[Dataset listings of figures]

+--

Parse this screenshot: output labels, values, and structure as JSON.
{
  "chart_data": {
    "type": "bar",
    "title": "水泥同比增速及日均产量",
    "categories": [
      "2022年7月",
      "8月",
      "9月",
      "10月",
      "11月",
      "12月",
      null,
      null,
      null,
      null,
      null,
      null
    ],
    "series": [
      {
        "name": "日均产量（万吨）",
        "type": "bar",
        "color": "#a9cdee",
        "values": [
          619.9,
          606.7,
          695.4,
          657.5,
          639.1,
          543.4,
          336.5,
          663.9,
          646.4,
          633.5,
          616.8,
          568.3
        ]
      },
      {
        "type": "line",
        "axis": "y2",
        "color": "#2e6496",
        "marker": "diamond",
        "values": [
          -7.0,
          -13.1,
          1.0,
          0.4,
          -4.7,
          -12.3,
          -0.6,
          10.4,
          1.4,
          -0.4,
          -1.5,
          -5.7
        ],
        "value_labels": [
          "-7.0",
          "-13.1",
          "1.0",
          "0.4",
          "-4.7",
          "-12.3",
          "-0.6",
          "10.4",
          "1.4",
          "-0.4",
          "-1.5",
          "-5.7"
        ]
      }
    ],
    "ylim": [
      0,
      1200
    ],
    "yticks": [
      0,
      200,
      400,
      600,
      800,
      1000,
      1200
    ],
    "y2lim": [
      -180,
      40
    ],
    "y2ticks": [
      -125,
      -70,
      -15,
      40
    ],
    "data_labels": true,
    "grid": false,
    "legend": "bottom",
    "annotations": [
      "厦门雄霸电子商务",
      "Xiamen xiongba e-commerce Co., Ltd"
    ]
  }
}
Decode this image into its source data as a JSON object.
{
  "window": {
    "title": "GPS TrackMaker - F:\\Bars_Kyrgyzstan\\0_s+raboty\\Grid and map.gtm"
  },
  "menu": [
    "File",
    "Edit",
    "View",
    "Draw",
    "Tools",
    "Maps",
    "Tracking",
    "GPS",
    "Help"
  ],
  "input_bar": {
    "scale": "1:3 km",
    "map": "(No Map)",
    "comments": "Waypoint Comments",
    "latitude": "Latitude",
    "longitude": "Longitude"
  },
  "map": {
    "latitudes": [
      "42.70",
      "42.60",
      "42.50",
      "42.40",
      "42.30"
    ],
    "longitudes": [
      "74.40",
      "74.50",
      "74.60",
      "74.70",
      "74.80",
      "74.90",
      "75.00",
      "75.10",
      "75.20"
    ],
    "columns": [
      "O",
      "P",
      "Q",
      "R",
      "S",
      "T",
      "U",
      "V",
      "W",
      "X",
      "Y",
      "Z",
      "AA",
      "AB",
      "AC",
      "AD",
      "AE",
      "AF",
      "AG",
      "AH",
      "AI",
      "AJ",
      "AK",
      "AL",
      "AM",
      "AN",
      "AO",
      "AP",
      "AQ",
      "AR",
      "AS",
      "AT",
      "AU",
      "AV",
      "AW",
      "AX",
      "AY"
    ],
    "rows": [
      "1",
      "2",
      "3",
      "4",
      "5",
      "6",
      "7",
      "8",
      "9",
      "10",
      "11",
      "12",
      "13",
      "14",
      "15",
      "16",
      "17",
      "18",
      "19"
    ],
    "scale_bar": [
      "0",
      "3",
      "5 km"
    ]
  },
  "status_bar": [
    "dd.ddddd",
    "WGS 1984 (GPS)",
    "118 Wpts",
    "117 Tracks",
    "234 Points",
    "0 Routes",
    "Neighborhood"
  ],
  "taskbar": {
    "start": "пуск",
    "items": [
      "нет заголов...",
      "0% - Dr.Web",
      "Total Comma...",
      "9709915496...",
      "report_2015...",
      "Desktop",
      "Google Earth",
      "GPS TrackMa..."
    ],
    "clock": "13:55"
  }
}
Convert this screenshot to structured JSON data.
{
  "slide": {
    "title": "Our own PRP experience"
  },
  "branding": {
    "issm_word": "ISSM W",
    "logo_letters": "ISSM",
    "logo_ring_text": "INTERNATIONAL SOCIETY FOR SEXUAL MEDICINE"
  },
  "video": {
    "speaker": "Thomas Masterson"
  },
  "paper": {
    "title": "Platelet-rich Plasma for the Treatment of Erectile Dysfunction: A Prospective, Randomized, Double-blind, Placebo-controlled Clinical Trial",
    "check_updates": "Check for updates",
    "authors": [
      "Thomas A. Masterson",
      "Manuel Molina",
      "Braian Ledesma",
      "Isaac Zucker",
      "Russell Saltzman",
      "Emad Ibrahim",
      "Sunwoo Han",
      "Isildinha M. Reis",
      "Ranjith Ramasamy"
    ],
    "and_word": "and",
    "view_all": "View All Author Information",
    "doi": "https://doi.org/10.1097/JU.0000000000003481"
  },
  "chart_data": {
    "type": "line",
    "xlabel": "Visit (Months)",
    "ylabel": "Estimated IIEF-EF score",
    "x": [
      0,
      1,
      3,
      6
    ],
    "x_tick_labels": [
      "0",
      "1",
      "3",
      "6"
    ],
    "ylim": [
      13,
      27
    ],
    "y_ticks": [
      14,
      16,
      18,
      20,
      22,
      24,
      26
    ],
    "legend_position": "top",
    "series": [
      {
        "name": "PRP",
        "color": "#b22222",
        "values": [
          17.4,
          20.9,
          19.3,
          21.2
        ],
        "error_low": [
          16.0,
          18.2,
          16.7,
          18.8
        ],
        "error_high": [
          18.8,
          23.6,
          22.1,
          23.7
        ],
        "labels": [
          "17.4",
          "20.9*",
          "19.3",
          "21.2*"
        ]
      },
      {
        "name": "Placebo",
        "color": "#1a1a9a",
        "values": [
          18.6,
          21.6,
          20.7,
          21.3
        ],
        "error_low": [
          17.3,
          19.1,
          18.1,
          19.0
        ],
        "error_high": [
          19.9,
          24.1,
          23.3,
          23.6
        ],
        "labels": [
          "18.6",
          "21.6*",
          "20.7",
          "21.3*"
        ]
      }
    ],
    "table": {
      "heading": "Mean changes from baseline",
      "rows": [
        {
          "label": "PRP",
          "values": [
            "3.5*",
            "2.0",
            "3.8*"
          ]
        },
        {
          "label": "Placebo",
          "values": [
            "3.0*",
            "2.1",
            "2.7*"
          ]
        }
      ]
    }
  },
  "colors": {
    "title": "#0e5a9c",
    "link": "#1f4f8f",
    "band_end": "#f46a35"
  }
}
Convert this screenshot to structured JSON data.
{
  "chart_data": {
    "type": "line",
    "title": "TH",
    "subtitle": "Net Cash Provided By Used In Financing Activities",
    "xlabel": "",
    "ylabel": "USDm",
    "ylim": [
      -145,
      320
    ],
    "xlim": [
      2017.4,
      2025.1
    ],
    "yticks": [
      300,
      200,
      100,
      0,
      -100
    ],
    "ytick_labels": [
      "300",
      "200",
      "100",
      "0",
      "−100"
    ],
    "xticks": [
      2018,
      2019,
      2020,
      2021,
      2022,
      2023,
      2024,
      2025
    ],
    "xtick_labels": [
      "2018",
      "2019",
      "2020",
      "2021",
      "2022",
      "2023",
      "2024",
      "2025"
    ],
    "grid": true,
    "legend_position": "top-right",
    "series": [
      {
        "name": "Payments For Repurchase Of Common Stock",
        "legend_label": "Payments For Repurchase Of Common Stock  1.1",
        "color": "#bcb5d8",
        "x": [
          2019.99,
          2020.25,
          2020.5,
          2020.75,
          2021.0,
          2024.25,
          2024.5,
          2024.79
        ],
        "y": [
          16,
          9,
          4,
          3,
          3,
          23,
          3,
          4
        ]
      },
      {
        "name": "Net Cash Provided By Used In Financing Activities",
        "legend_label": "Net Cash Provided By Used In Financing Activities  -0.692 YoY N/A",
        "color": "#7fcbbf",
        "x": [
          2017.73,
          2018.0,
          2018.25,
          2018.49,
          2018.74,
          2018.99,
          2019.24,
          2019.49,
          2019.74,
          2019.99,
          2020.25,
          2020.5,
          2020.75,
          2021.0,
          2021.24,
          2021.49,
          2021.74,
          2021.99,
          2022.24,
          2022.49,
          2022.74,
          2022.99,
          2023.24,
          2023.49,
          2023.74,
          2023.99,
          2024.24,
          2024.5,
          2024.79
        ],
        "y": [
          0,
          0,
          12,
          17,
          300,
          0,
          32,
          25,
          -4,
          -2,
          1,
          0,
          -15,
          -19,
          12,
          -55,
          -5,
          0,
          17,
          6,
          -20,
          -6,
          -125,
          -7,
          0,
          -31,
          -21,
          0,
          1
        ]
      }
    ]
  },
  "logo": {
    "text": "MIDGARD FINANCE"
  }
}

+--

**Task statement**
Which lines contain "this"? Copy each of them.

**Complete output**
Parse this screenshot: output labels, values, and structure as JSON.
Decode this image into its source data as a JSON object.
Convert this screenshot to structured JSON data.
Convert this screenshot to structured JSON data.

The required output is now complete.